__Problem to work on__. Set down the material below in full, matching it exactly.

__Dataset entries__.

* Begin *

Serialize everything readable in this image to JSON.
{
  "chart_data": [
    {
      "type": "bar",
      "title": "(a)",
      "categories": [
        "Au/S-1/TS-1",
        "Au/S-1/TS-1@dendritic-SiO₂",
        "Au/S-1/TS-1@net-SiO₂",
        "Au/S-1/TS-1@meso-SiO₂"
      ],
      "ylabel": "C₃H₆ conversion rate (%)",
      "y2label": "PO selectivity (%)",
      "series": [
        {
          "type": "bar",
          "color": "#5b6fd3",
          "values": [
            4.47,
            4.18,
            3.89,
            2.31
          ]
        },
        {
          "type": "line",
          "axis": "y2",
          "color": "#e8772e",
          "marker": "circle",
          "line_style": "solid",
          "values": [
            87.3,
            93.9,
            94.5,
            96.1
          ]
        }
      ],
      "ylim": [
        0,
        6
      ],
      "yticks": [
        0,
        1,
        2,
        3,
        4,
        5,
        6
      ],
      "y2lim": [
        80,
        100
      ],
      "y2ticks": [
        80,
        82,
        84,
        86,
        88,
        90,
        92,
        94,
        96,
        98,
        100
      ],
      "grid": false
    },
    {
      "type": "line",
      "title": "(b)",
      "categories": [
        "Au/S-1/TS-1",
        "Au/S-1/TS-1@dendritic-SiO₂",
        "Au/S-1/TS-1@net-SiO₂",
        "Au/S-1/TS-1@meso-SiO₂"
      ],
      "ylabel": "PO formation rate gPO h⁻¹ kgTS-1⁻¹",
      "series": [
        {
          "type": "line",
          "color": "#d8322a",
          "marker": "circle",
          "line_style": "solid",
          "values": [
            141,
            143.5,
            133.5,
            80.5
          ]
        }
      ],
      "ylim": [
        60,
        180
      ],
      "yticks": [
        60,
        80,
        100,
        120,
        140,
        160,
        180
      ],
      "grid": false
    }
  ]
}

* End *

__Solution to this exercise__.
Serialize everything readable in this image to JSON.
{
  "chart_data": [
    {
      "type": "bar",
      "title": "(a)",
      "categories": [
        "Au/S-1/TS-1",
        "Au/S-1/TS-1@dendritic-SiO₂",
        "Au/S-1/TS-1@net-SiO₂",
        "Au/S-1/TS-1@meso-SiO₂"
      ],
      "ylabel": "C₃H₆ conversion rate (%)",
      "y2label": "PO selectivity (%)",
      "series": [
        {
          "type": "bar",
          "color": "#5b6fd3",
          "values": [
            4.47,
            4.18,
            3.89,
            2.31
          ]
        },
        {
          "type": "line",
          "axis": "y2",
          "color": "#e8772e",
          "marker": "circle",
          "line_style": "solid",
          "values": [
            87.3,
            93.9,
            94.5,
            96.1
          ]
        }
      ],
      "ylim": [
        0,
        6
      ],
      "yticks": [
        0,
        1,
        2,
        3,
        4,
        5,
        6
      ],
      "y2lim": [
        80,
        100
      ],
      "y2ticks": [
        80,
        82,
        84,
        86,
        88,
        90,
        92,
        94,
        96,
        98,
        100
      ],
      "grid": false
    },
    {
      "type": "line",
      "title": "(b)",
      "categories": [
        "Au/S-1/TS-1",
        "Au/S-1/TS-1@dendritic-SiO₂",
        "Au/S-1/TS-1@net-SiO₂",
        "Au/S-1/TS-1@meso-SiO₂"
      ],
      "ylabel": "PO formation rate gPO h⁻¹ kgTS-1⁻¹",
      "series": [
        {
          "type": "line",
          "color": "#d8322a",
          "marker": "circle",
          "line_style": "solid",
          "values": [
            141,
            143.5,
            133.5,
            80.5
          ]
        }
      ],
      "ylim": [
        60,
        180
      ],
      "yticks": [
        60,
        80,
        100,
        120,
        140,
        160,
        180
      ],
      "grid": false
    }
  ]
}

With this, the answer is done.